● **Collection entries**:
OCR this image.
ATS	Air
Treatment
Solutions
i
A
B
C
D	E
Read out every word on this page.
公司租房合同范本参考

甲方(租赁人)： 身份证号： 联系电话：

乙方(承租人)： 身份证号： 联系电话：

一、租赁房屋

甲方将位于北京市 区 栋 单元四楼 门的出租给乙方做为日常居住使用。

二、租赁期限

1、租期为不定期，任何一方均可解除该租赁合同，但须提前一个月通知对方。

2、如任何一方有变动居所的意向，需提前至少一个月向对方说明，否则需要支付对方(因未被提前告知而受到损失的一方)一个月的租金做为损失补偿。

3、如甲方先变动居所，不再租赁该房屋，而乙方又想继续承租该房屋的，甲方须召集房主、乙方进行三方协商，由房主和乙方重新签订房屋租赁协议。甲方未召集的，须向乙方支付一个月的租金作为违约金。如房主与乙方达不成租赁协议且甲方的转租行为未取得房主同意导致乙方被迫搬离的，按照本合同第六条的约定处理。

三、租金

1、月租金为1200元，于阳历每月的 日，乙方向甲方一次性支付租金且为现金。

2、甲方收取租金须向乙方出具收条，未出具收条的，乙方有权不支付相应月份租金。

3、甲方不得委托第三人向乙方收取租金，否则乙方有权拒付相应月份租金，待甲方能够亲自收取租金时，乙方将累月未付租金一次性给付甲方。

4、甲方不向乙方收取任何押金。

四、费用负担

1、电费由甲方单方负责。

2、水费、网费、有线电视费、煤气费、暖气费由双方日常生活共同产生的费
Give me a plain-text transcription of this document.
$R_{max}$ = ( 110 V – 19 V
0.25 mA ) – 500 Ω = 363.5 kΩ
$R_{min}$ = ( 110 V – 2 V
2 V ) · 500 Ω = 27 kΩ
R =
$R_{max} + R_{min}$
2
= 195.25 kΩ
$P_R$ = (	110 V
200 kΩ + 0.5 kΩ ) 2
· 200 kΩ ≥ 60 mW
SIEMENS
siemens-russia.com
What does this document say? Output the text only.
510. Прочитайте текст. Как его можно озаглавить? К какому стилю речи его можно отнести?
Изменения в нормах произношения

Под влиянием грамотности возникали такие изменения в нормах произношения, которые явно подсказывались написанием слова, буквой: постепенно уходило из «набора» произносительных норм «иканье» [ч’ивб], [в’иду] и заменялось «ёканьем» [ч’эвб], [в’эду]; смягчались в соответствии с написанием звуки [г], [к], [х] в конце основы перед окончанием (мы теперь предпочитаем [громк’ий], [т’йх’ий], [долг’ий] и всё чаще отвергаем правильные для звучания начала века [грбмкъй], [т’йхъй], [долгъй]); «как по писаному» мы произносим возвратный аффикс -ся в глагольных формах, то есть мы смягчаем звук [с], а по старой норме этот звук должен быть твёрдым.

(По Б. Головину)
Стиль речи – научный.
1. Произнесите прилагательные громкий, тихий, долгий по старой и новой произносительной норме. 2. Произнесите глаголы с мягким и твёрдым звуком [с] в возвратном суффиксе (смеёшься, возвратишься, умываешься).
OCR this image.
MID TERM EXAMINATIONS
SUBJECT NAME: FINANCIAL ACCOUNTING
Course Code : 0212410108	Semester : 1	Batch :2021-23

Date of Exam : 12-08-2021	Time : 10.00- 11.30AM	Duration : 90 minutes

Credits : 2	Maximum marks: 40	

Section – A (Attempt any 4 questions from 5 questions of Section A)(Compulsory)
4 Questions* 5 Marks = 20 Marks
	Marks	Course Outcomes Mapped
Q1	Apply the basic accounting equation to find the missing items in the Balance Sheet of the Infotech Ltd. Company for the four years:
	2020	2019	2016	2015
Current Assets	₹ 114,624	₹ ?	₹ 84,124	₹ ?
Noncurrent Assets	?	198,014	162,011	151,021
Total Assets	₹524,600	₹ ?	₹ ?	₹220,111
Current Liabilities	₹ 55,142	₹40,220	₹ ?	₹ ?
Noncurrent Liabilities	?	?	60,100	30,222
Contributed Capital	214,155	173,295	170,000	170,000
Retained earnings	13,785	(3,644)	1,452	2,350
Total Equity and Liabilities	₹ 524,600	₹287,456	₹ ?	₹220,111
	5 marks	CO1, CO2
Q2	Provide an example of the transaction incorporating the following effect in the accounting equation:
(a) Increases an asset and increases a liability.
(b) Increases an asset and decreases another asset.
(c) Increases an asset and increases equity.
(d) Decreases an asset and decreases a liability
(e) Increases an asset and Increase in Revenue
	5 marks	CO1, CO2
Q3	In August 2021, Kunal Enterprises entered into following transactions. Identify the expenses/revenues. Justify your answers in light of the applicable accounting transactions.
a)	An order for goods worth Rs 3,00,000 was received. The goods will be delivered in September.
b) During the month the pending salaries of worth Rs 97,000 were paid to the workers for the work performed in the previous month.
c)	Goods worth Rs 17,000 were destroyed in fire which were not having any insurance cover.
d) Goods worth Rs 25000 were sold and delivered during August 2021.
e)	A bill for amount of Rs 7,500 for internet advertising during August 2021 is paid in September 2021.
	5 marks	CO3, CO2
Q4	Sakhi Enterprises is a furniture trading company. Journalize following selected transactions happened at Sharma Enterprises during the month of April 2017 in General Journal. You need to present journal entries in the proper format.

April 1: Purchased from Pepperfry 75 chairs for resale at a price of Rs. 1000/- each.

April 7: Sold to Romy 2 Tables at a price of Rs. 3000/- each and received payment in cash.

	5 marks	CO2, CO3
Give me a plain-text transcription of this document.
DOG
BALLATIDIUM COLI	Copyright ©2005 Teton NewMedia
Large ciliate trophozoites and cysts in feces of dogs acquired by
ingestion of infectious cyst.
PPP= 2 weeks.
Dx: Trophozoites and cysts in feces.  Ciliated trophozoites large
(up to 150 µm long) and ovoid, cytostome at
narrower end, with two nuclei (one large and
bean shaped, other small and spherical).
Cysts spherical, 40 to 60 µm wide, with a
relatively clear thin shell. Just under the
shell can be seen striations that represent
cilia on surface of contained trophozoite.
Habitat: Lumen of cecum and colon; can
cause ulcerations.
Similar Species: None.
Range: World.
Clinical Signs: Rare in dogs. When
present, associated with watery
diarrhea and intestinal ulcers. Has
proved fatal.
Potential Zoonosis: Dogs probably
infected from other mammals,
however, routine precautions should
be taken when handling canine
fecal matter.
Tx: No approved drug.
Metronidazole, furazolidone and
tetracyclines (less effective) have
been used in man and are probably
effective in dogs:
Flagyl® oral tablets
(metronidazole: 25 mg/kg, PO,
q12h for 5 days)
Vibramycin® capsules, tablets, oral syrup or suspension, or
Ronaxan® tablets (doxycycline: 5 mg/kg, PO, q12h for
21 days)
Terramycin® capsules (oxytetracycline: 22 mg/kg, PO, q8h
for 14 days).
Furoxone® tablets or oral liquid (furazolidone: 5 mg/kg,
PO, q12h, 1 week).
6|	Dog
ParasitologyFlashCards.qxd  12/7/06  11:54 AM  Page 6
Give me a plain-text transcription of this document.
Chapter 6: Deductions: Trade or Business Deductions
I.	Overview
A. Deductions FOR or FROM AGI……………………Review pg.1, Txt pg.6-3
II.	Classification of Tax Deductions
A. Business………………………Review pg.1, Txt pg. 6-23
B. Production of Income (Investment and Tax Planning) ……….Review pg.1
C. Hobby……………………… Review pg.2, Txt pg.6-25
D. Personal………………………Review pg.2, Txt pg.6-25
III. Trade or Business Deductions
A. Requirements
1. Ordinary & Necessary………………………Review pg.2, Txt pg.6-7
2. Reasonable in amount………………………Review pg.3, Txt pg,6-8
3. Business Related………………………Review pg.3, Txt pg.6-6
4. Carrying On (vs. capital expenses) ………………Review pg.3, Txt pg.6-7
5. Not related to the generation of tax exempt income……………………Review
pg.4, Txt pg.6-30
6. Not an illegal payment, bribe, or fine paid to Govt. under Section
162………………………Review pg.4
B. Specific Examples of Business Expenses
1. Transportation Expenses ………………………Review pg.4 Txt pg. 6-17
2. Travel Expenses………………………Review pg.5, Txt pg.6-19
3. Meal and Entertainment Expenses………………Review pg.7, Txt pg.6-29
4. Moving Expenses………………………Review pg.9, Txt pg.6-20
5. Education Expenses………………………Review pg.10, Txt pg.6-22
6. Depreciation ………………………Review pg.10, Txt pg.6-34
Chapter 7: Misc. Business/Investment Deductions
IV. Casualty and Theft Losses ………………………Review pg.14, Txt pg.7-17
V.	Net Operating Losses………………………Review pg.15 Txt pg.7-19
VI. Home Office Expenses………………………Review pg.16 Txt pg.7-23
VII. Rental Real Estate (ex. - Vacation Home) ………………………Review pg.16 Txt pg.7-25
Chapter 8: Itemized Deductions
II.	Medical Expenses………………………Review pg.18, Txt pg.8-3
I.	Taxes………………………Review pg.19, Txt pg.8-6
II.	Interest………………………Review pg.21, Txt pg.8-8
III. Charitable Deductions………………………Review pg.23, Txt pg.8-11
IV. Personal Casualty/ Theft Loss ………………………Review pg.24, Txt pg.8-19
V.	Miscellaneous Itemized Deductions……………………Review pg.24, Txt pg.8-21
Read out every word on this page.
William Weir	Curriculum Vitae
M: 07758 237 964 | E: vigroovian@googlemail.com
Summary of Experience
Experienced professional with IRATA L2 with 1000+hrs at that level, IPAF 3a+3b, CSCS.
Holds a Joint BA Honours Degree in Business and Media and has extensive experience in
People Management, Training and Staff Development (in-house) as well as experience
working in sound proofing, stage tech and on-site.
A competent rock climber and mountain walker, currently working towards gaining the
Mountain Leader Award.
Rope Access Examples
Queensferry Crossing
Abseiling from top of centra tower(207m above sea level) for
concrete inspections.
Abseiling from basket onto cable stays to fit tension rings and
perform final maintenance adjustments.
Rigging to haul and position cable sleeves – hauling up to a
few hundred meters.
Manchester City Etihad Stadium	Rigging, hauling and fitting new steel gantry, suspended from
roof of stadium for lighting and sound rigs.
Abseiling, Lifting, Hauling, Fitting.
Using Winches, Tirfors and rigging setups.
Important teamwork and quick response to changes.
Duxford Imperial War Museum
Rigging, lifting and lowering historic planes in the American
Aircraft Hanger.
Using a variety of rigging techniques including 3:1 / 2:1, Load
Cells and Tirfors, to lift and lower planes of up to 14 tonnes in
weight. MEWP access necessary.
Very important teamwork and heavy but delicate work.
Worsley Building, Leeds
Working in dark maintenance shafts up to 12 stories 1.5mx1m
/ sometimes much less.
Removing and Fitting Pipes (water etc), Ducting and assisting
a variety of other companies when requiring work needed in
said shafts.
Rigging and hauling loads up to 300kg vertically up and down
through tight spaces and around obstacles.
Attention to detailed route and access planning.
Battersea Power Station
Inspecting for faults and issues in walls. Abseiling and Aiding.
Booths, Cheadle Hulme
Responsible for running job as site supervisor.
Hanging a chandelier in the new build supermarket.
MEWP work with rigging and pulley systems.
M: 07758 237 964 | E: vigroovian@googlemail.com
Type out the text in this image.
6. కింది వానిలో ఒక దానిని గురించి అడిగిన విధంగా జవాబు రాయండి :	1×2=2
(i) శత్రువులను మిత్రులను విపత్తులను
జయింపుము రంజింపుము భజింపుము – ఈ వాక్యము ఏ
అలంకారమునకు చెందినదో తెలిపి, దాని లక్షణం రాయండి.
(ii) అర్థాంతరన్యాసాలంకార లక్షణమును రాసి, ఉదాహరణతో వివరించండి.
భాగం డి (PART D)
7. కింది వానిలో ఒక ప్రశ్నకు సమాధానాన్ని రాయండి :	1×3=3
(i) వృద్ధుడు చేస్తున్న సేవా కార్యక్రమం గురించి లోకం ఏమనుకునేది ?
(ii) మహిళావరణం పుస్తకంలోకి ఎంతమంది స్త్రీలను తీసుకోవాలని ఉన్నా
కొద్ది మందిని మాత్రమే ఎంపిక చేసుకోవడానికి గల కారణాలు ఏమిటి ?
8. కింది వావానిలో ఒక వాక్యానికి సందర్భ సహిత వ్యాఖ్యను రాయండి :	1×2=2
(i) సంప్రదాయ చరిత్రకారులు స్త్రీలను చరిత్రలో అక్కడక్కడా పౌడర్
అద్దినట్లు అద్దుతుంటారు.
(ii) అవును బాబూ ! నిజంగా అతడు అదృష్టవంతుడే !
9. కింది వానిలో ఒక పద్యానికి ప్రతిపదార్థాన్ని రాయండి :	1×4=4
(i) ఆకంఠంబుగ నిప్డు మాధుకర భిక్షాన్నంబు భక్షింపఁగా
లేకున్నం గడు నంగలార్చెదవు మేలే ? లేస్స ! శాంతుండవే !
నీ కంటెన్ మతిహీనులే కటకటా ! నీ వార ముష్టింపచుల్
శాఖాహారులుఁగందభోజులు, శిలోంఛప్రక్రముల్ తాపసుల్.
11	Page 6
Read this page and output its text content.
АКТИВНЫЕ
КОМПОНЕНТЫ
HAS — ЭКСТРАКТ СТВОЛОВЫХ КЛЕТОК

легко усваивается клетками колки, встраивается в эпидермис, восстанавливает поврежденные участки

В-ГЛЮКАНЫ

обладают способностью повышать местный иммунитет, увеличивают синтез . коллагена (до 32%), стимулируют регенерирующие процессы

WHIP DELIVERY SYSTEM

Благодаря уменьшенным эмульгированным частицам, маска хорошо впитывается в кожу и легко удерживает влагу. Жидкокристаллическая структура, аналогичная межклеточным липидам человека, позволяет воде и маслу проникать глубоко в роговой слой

● **Task objective**: Identify every line above with the string "oral" in it. Copy those lines.

● **Expected answer**:
Flagyl® oral tablets
Vibramycin® capsules, tablets, oral syrup or suspension, or
Furoxone® tablets or oral liquid (furazolidone: 5 mg/kg,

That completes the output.